## [YOUR TASK]
Scan the entries below. Return every line that includes "Staatsanwaltschaft".

——

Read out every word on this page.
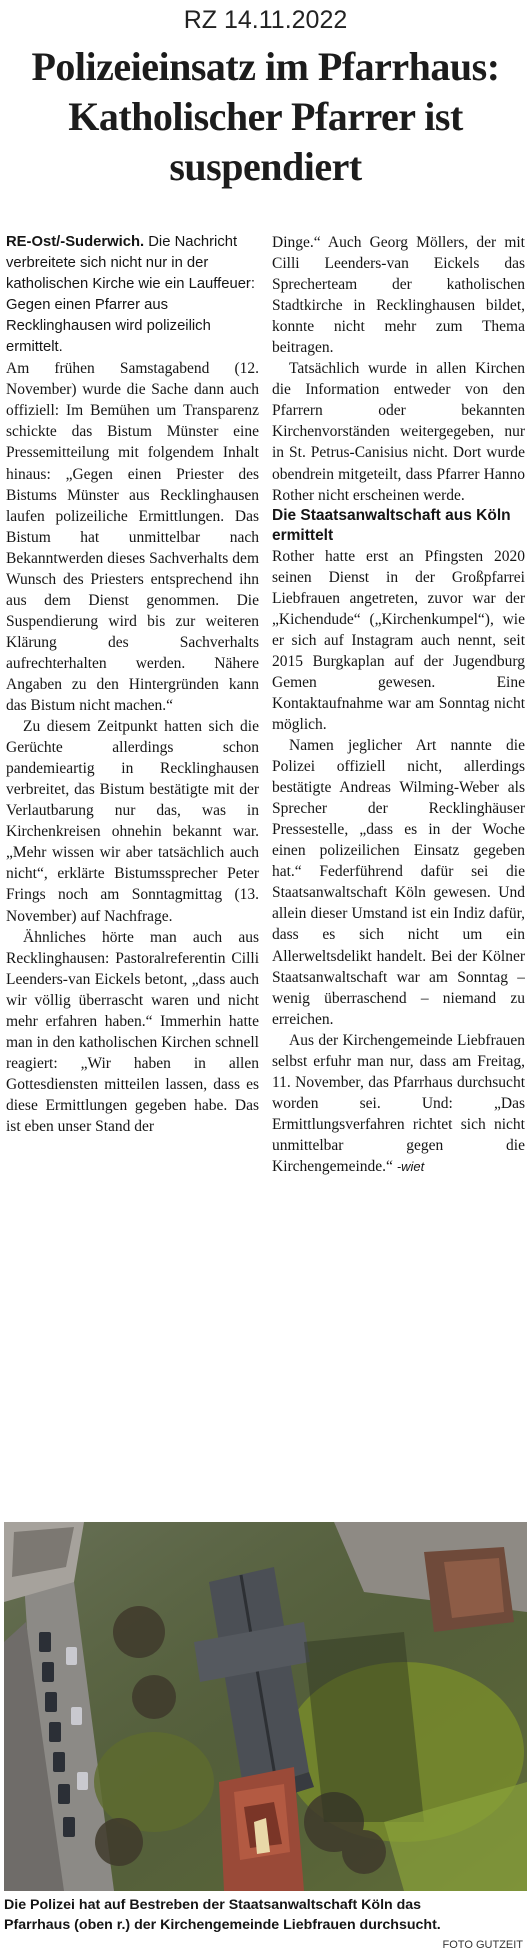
RZ 14.11.2022
Polizeieinsatz im Pfarrhaus: Katholischer Pfarrer ist suspendiert

RE-Ost/-Suderwich. Die Nachricht verbreitete sich nicht nur in der katholischen Kirche wie ein Lauffeuer: Gegen einen Pfarrer aus Recklinghausen wird polizeilich ermittelt.

Am frühen Samstagabend (12. November) wurde die Sache dann auch offiziell: Im Bemühen um Transparenz schickte das Bistum Münster eine Pressemitteilung mit folgendem Inhalt hinaus: „Gegen einen Priester des Bistums Münster aus Recklinghausen laufen polizeiliche Ermittlungen. Das Bistum hat unmittelbar nach Bekanntwerden dieses Sachverhalts dem Wunsch des Priesters entsprechend ihn aus dem Dienst genommen. Die Suspendierung wird bis zur weiteren Klärung des Sachverhalts aufrechterhalten werden. Nähere Angaben zu den Hintergründen kann das Bistum nicht machen.“

Zu diesem Zeitpunkt hatten sich die Gerüchte allerdings schon pandemieartig in Recklinghausen verbreitet, das Bistum bestätigte mit der Verlautbarung nur das, was in Kirchenkreisen ohnehin bekannt war. „Mehr wissen wir aber tatsächlich auch nicht“, erklärte Bistumssprecher Peter Frings noch am Sonntagmittag (13. November) auf Nachfrage.

Ähnliches hörte man auch aus Recklinghausen: Pastoralreferentin Cilli Leenders-van Eickels betont, „dass auch wir völlig überrascht waren und nicht mehr erfahren haben.“ Immerhin hatte man in den katholischen Kirchen schnell reagiert: „Wir haben in allen Gottesdiensten mitteilen lassen, dass es diese Ermittlungen gegeben habe. Das ist eben unser Stand der

Dinge.“ Auch Georg Möllers, der mit Cilli Leenders-van Eickels das Sprecherteam der katholischen Stadtkirche in Recklinghausen bildet, konnte nicht mehr zum Thema beitragen.

Tatsächlich wurde in allen Kirchen die Information entweder von den Pfarrern oder bekannten Kirchenvorständen weitergegeben, nur in St. Petrus-Canisius nicht. Dort wurde obendrein mitgeteilt, dass Pfarrer Hanno Rother nicht erscheinen werde.

Die Staatsanwaltschaft aus Köln ermittelt

Rother hatte erst an Pfingsten 2020 seinen Dienst in der Großpfarrei Liebfrauen angetreten, zuvor war der „Kichendude“ („Kirchenkumpel“), wie er sich auf Instagram auch nennt, seit 2015 Burgkaplan auf der Jugendburg Gemen gewesen. Eine Kontaktaufnahme war am Sonntag nicht möglich.

Namen jeglicher Art nannte die Polizei offiziell nicht, allerdings bestätigte Andreas Wilming-Weber als Sprecher der Recklinghäuser Pressestelle, „dass es in der Woche einen polizeilichen Einsatz gegeben hat.“ Federführend dafür sei die Staatsanwaltschaft Köln gewesen. Und allein dieser Umstand ist ein Indiz dafür, dass es sich nicht um ein Allerweltsdelikt handelt. Bei der Kölner Staatsanwaltschaft war am Sonntag – wenig überraschend – niemand zu erreichen.

Aus der Kirchengemeinde Liebfrauen selbst erfuhr man nur, dass am Freitag, 11. November, das Pfarrhaus durchsucht worden sei. Und: „Das Ermittlungsverfahren richtet sich nicht unmittelbar gegen die Kirchengemeinde.“ -wiet

Die Polizei hat auf Bestreben der Staatsanwaltschaft Köln das Pfarrhaus (oben r.) der Kirchengemeinde Liebfrauen durchsucht.

FOTO GUTZEIT
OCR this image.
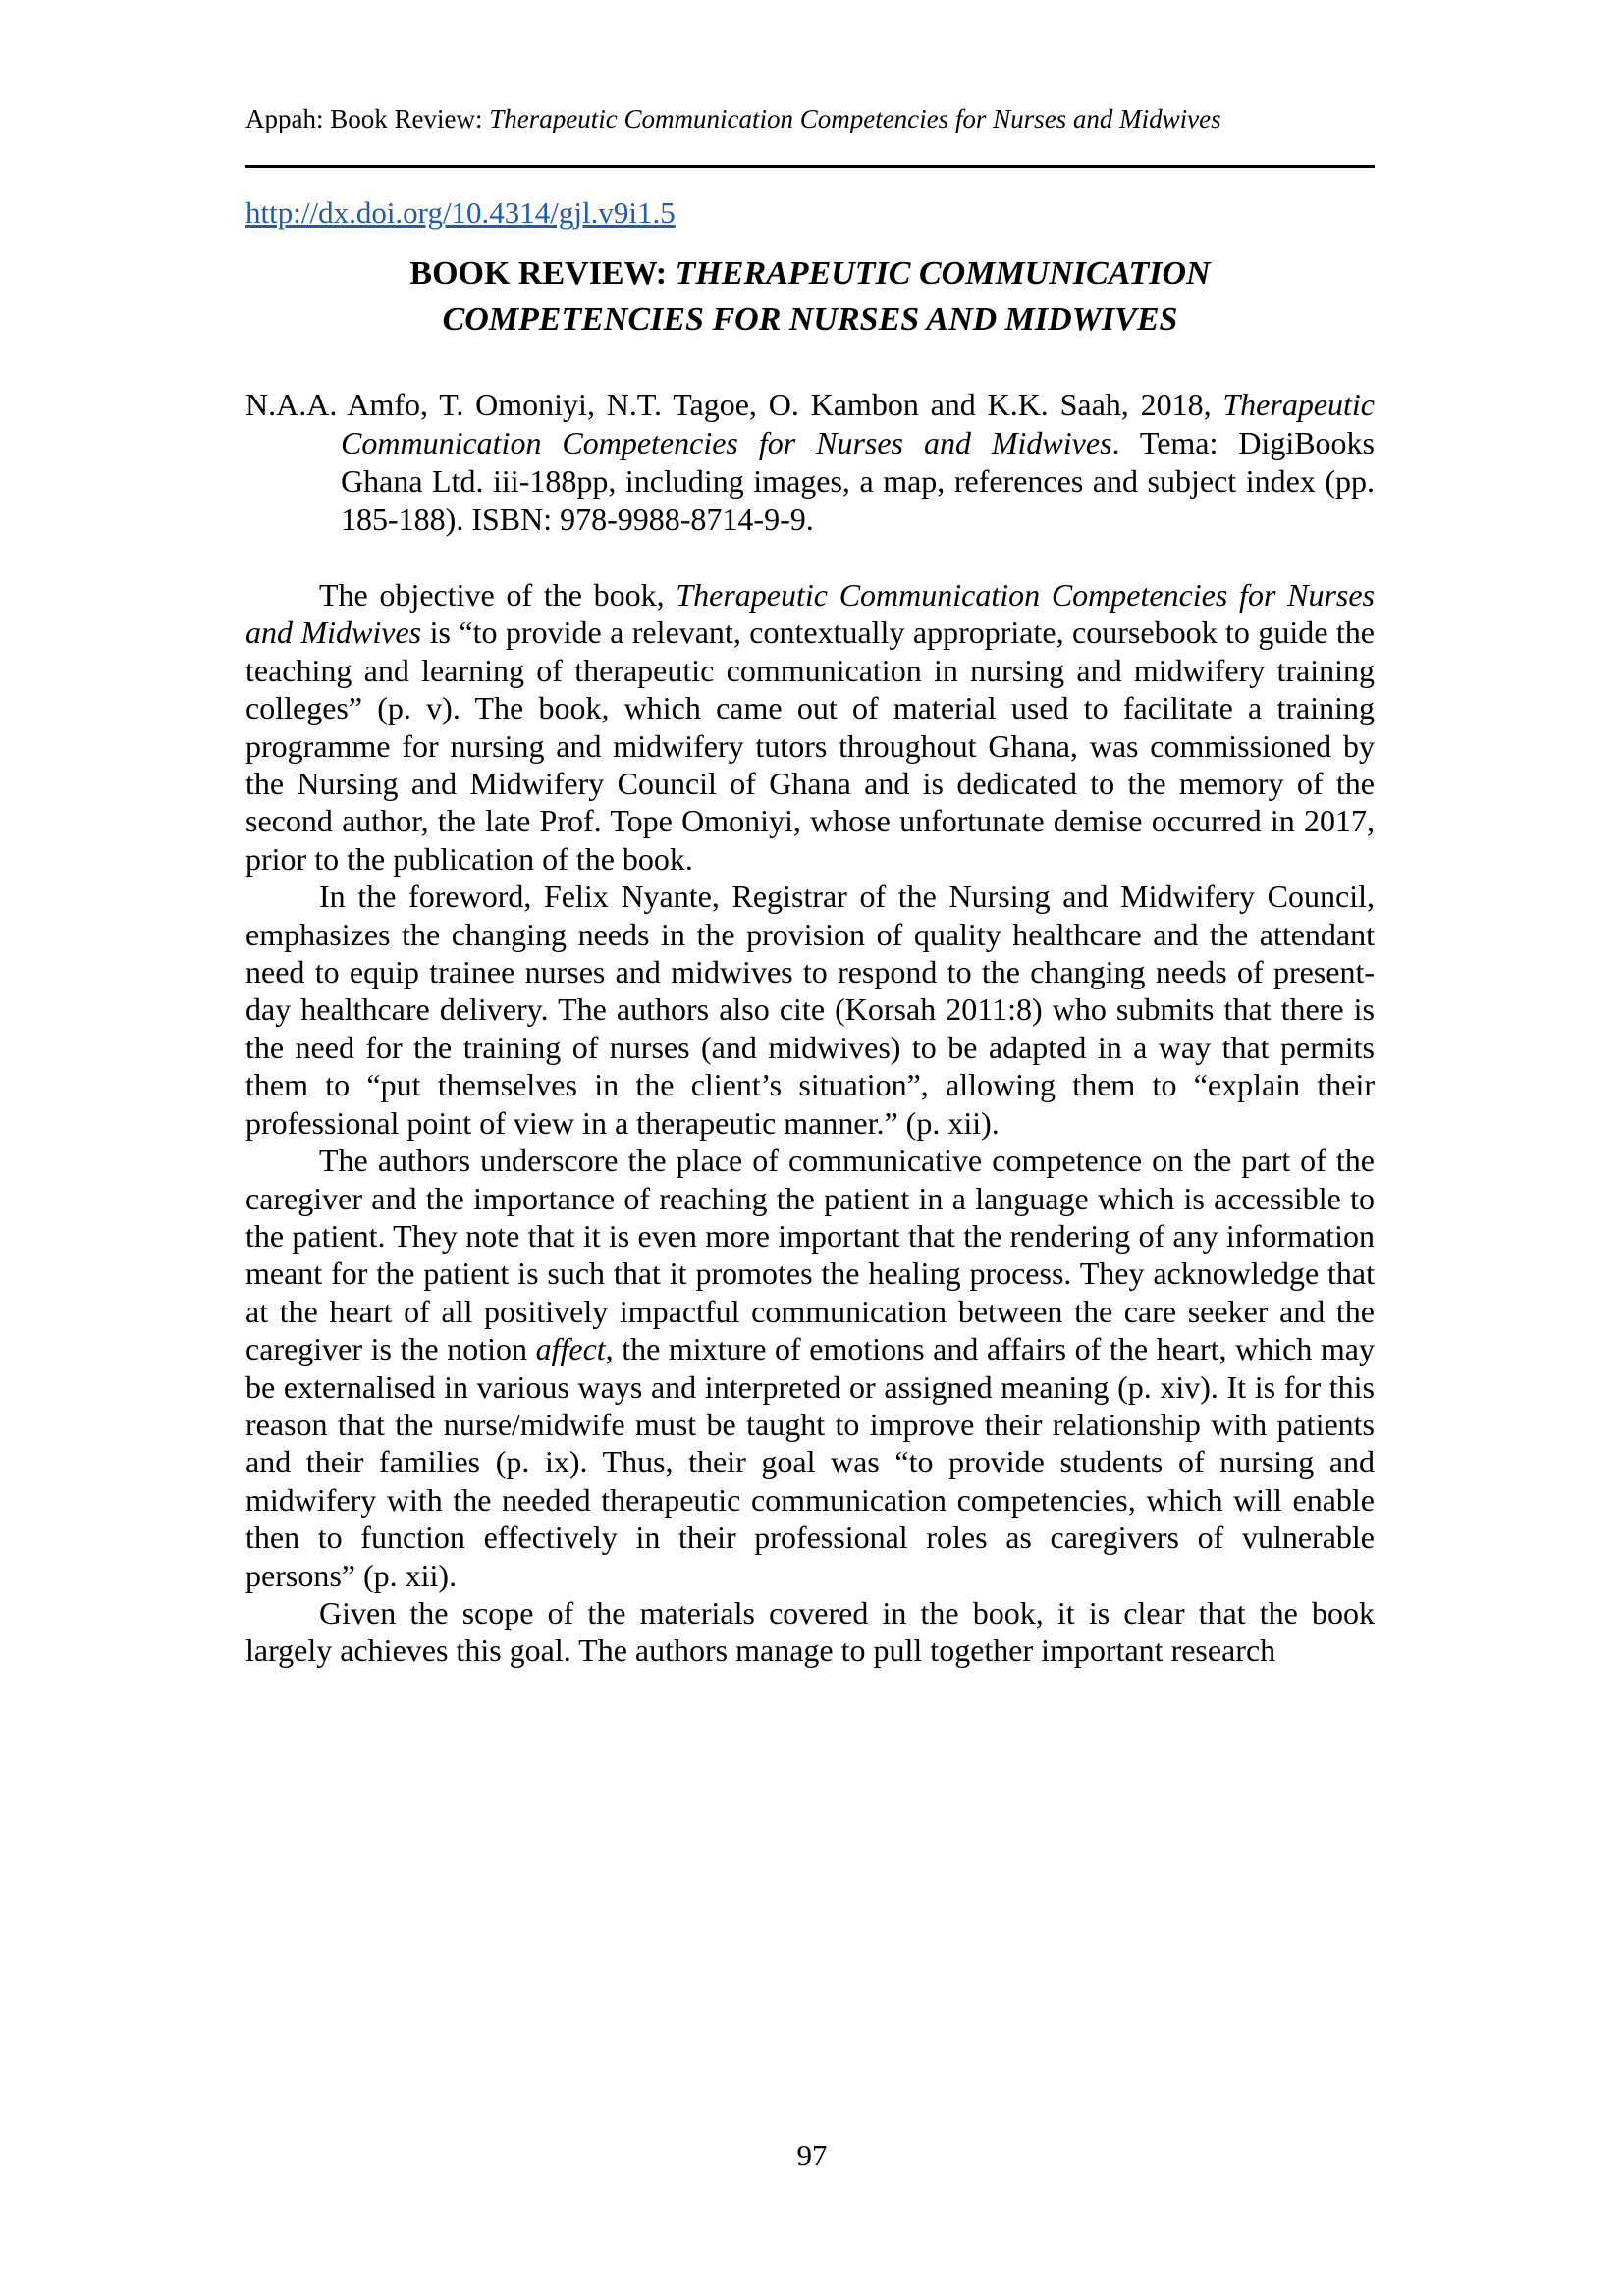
Appah: Book Review: Therapeutic Communication Competencies for Nurses and Midwives
http://dx.doi.org/10.4314/gjl.v9i1.5
BOOK REVIEW: THERAPEUTIC COMMUNICATION COMPETENCIES FOR NURSES AND MIDWIVES
N.A.A. Amfo, T. Omoniyi, N.T. Tagoe, O. Kambon and K.K. Saah, 2018, Therapeutic Communication Competencies for Nurses and Midwives. Tema: DigiBooks Ghana Ltd. iii-188pp, including images, a map, references and subject index (pp. 185-188). ISBN: 978-9988-8714-9-9.

The objective of the book, Therapeutic Communication Competencies for Nurses and Midwives is “to provide a relevant, contextually appropriate, coursebook to guide the teaching and learning of therapeutic communication in nursing and midwifery training colleges” (p. v). The book, which came out of material used to facilitate a training programme for nursing and midwifery tutors throughout Ghana, was commissioned by the Nursing and Midwifery Council of Ghana and is dedicated to the memory of the second author, the late Prof. Tope Omoniyi, whose unfortunate demise occurred in 2017, prior to the publication of the book.

In the foreword, Felix Nyante, Registrar of the Nursing and Midwifery Council, emphasizes the changing needs in the provision of quality healthcare and the attendant need to equip trainee nurses and midwives to respond to the changing needs of present-day healthcare delivery. The authors also cite (Korsah 2011:8) who submits that there is the need for the training of nurses (and midwives) to be adapted in a way that permits them to “put themselves in the client’s situation”, allowing them to “explain their professional point of view in a therapeutic manner.” (p. xii).

The authors underscore the place of communicative competence on the part of the caregiver and the importance of reaching the patient in a language which is accessible to the patient. They note that it is even more important that the rendering of any information meant for the patient is such that it promotes the healing process. They acknowledge that at the heart of all positively impactful communication between the care seeker and the caregiver is the notion affect, the mixture of emotions and affairs of the heart, which may be externalised in various ways and interpreted or assigned meaning (p. xiv). It is for this reason that the nurse/midwife must be taught to improve their relationship with patients and their families (p. ix). Thus, their goal was “to provide students of nursing and midwifery with the needed therapeutic communication competencies, which will enable then to function effectively in their professional roles as caregivers of vulnerable persons” (p. xii).

Given the scope of the materials covered in the book, it is clear that the book largely achieves this goal. The authors manage to pull together important research

97
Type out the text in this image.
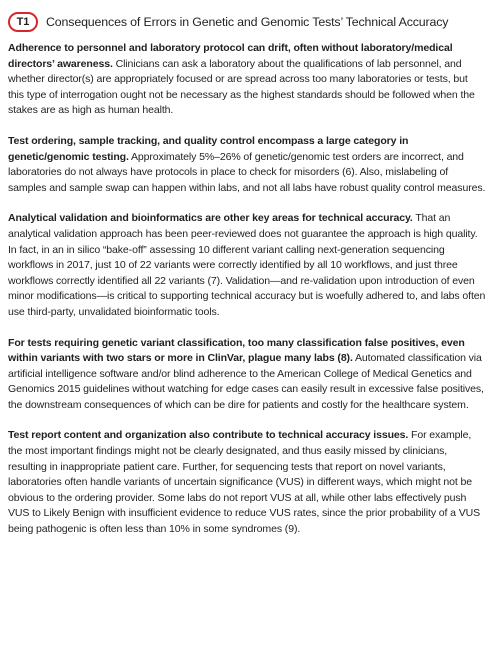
T1	Consequences of Errors in Genetic and Genomic Tests’ Technical Accuracy

Adherence to personnel and laboratory protocol can drift, often without laboratory/medical directors’ awareness. Clinicians can ask a laboratory about the qualifications of lab personnel, and whether director(s) are appropriately focused or are spread across too many laboratories or tests, but this type of interrogation ought not be necessary as the highest standards should be followed when the stakes are as high as human health.

Test ordering, sample tracking, and quality control encompass a large category in genetic/genomic testing. Approximately 5%–26% of genetic/genomic test orders are incorrect, and laboratories do not always have protocols in place to check for misorders (6). Also, mislabeling of samples and sample swap can happen within labs, and not all labs have robust quality control measures.

Analytical validation and bioinformatics are other key areas for technical accuracy. That an analytical validation approach has been peer-reviewed does not guarantee the approach is high quality. In fact, in an in silico “bake-off” assessing 10 different variant calling next-generation sequencing workflows in 2017, just 10 of 22 variants were correctly identified by all 10 workflows, and just three workflows correctly identified all 22 variants (7). Validation—and re-validation upon introduction of even minor modifications—is critical to supporting technical accuracy but is woefully adhered to, and labs often use third-party, unvalidated bioinformatic tools.

For tests requiring genetic variant classification, too many classification false positives, even within variants with two stars or more in ClinVar, plague many labs (8). Automated classification via artificial intelligence software and/or blind adherence to the American College of Medical Genetics and Genomics 2015 guidelines without watching for edge cases can easily result in excessive false positives, the downstream consequences of which can be dire for patients and costly for the healthcare system.

Test report content and organization also contribute to technical accuracy issues. For example, the most important findings might not be clearly designated, and thus easily missed by clinicians, resulting in inappropriate patient care. Further, for sequencing tests that report on novel variants, laboratories often handle variants of uncertain significance (VUS) in different ways, which might not be obvious to the ordering provider. Some labs do not report VUS at all, while other labs effectively push VUS to Likely Benign with insufficient evidence to reduce VUS rates, since the prior probability of a VUS being pathogenic is often less than 10% in some syndromes (9).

——

## [RESPONSE TO THE TASK]
Die Staatsanwaltschaft aus Köln ermittelt
Namen jeglicher Art nannte die Polizei offiziell nicht, allerdings bestätigte Andreas Wilming-Weber als Sprecher der Recklinghäuser Pressestelle, „dass es in der Woche einen polizeilichen Einsatz gegeben hat.“ Federführend dafür sei die Staatsanwaltschaft Köln gewesen. Und allein dieser Umstand ist ein Indiz dafür, dass es sich nicht um ein Allerweltsdelikt handelt. Bei der Kölner Staatsanwaltschaft war am Sonntag – wenig überraschend – niemand zu erreichen.
Die Polizei hat auf Bestreben der Staatsanwaltschaft Köln das Pfarrhaus (oben r.) der Kirchengemeinde Liebfrauen durchsucht.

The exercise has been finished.